TEXT EXTRACT:
****

According to the attributes of these types of events (represented as rectangles in Figure 2), the manuscript dataset was divided into subsets, such as censored (WCUs) vs. non-censored (NCUs) manuscripts. These subsets’ data were analysed separately in different dimensions, then the findings were compared and differences between the subsets were analysed.

Data analysis methodology

First, the corpus of manuscripts underwent a process of data cleaning and normalization. This process included decomposition of catalogue fields with mixed information into its defined atomic entities (e.g. people names, events, dates and places), standardization of a variety of date formats in the catalogue (e.g. specific Hebrew or Gregorian dates, ranges of years, centuries), and names of places (which appear in different languages and without the name of the country or geographic coordinates). Missing information was completed as well, using existing authority files and ontologies, such as VIAF (https://viaf.org/) and Geonames (http://www.geonames.org/). As part of this place normalization process we also obtained the coordinates of all the mentioned places in the collection which were extracted from the abovementioned authority files. The data normalization process was performed semi-automatically. It was based on identifying lexical patterns for each ontological entity, and further manual correction and completion by two experts in manuscript studies. For instance, for extraction of the censorship event’s location from the following string in the catalogue: censor signature: “LUGO 1611 CAMILLO JAGHEL”, the matching pattern was <CENSOR * [PLACE] [DATE] [NAME]>, thus LUGO was retrieved and then looked up in the Geonames’ “1000cities” list.
Next, we performed a systematic event-based analysis of the manuscript corpus. In addition to the descriptive statistical analysis we propose a new multi-dimensional methodology for a large-scale quantitative analysis of the historical manuscript data. The following types of variables were investigated for each of the dimensions:
  • For the temporal dimension: we examined the date of CRE (a CU creation event) and the date(s) of CE(s) (a WCU's censorship events).
  • For the spatial dimension: we used the place of CRE, the place(s) of CE(s), the current place of the corresponding BU storage, and the CU's type of script (the scribe's writing type is determined by its country of origin (Beit-Arié, 2018,) which points out to the place of writing of the manuscript – although it should be considered that sometimes writers moved to other countries while still keeping their original script type.

****

GIVEN DATA:
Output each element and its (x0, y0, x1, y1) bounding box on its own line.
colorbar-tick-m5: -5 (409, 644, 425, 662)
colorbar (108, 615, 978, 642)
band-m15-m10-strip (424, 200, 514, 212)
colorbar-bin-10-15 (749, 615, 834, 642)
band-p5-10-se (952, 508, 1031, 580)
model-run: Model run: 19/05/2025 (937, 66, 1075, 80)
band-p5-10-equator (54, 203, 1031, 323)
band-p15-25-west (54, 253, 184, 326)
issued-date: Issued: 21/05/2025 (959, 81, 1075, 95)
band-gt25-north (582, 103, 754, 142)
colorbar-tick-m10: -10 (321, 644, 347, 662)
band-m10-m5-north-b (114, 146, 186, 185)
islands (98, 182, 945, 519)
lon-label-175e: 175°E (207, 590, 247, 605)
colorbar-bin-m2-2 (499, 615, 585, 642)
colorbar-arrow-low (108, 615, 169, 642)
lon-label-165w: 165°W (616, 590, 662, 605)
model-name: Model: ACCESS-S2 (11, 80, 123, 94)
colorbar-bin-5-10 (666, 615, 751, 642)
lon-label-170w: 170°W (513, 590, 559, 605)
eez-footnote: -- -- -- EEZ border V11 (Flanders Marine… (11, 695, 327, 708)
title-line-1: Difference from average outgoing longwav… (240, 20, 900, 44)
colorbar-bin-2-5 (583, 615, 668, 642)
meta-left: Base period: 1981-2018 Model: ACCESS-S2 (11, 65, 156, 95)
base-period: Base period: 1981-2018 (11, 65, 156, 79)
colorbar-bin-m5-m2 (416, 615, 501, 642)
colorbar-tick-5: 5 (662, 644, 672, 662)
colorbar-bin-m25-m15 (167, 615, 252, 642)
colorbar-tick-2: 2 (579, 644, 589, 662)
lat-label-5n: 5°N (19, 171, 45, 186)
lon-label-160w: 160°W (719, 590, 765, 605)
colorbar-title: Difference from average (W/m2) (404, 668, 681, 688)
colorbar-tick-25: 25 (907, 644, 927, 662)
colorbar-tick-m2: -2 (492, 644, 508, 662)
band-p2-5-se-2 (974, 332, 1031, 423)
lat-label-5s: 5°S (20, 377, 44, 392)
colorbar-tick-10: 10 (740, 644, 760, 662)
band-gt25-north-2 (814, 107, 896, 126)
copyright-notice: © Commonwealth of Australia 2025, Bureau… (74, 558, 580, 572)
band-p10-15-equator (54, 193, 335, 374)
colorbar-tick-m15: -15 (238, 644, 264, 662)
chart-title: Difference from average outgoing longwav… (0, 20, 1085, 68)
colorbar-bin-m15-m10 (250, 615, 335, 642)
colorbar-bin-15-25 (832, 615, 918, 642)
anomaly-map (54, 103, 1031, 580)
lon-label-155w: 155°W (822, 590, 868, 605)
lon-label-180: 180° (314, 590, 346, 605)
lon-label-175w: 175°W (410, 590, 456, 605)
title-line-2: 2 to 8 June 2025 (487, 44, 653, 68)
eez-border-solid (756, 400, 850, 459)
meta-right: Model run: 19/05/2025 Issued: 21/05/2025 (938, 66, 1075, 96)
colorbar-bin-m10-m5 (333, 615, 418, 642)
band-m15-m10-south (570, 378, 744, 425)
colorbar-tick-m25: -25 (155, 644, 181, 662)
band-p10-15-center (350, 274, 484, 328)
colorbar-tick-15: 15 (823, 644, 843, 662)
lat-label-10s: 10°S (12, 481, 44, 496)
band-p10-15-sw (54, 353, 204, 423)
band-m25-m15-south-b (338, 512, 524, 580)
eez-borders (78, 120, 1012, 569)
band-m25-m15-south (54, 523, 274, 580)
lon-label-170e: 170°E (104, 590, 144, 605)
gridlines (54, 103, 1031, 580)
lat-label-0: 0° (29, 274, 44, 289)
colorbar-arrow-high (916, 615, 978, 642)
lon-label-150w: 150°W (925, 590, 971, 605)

****

Can you continue the text above on analyzing censorship in the manuscript collection, picking up right after its last sentence?

RESULT:
  • For the actor dimension: an individual censor activity was examined in terms of the number of CEs in which the censor was involved.
  • For the subject dimension: we analysed subjects assigned to a CU.
Based on the above dimensions and variables a three-phase analysis has been performed:
  1. Descriptive statistics and distribution of censored manuscript collection (WCUs) in multiple dimensions;
  2. Comparative analysis of the distribution of the two sub-collections of manuscripts, WCUs (censored manuscripts) vs. NCUs (non-censored manuscripts) in various dimensions.

Results

Descriptive statistics of the censored manuscript corpus

Only 5,185 CUs have censorship information recorded for them in the catalogue. These 5,185 CUs are grouped in 2,466 WCUs, while the other 118,921 non-censored CUs are grouped in 85,562 NCUs (as shown in Table 1). The total of 124,106 CUs are associated with 87,848 BUs. As explained before, there are cases when a single BU was (manually) “split” into a WCU and an NCU or cases when a BU was “split” into more than a single WCU (a total of 158 of both cases). Note however, that the vast majority of cases (87,690) are indeed cases where a BU consists of either a single WCU or a single NCU. Moreover, note that 79,415 BUs (90% of all the BUs in the study corpus) are unified codices, that is, BUs that comprise a single CU.
Entity Number of items
BUs 87,848
WCUs 2,466
CUs in WCUs 5,185
NCUs 85,562
CUs in NCUs 118,921
CUs (total) 124,106
Table 1. 
Table 1: Counts of the study’s main data entities
The 2,466 WCUs are associated with 3,914 instances of Censorship Events (CEs) (see Table 2). The number of CEs is greater than the number of WCUs since in many cases, a WCU has been censored more than once, thus having more than one CE associated with it as discussed below. From Table 2 it can be noticed that in addition to the 3,190 CE instances where the censor responsible for the censorship was identified, in 724 cases, there is a clear notion of censorship, but no censor was documented in the manuscript's record.
Out of the 3,914 CEs, we filtered out 64 CEs: 56 CEs did not occur in Italy (and also didn't occur in the study period), and 8 Italian CEs were excluded since they occurred after 1775. The resulted dataset of Italian censorship events in the period of 1550-1775 consists, therefore, of 3,850 CEs (in 2,408 WCUs), 677 (17.6%) of which are un-named cases (see Tables 2 and 3). The earliest identified evidence of censorship in a manuscript in Italy is from 1554 and only two censorship events of Italian identified censorship have a recorded date after 1775 (in 1802 and in 1833), which fall outside our study period of 1550-1775.
Named censorship Un-named censorship Total number of CEs
Italian non-Italian All In Italy Not in Italy All Italian non-Italian All
Dated (total) 2,518 8 2,526 391 36 427 2,909 44 2,953
Between 1550-1775 2,516 0 2,516 385 0 385 2,901 0 2,901
After 1775 2 8 10 6 36 42 8 44 52
With no date (total) 657 7 664 292 5 297 949 12 961
Dated between 1550-1775 657 0 657 292 0 292 949 0 949
After 1775 0 7 7 0 5 5 0 12 12
All periods (total) 3,175 15 3,190 683 41 724 3,858 56 3,914
Between 1550-1775 (total) 3,173 0 3,173 677 0 677 3,850 0 3,850
After 1775 2 15 17 6 41 47 8 56 64
Table 2.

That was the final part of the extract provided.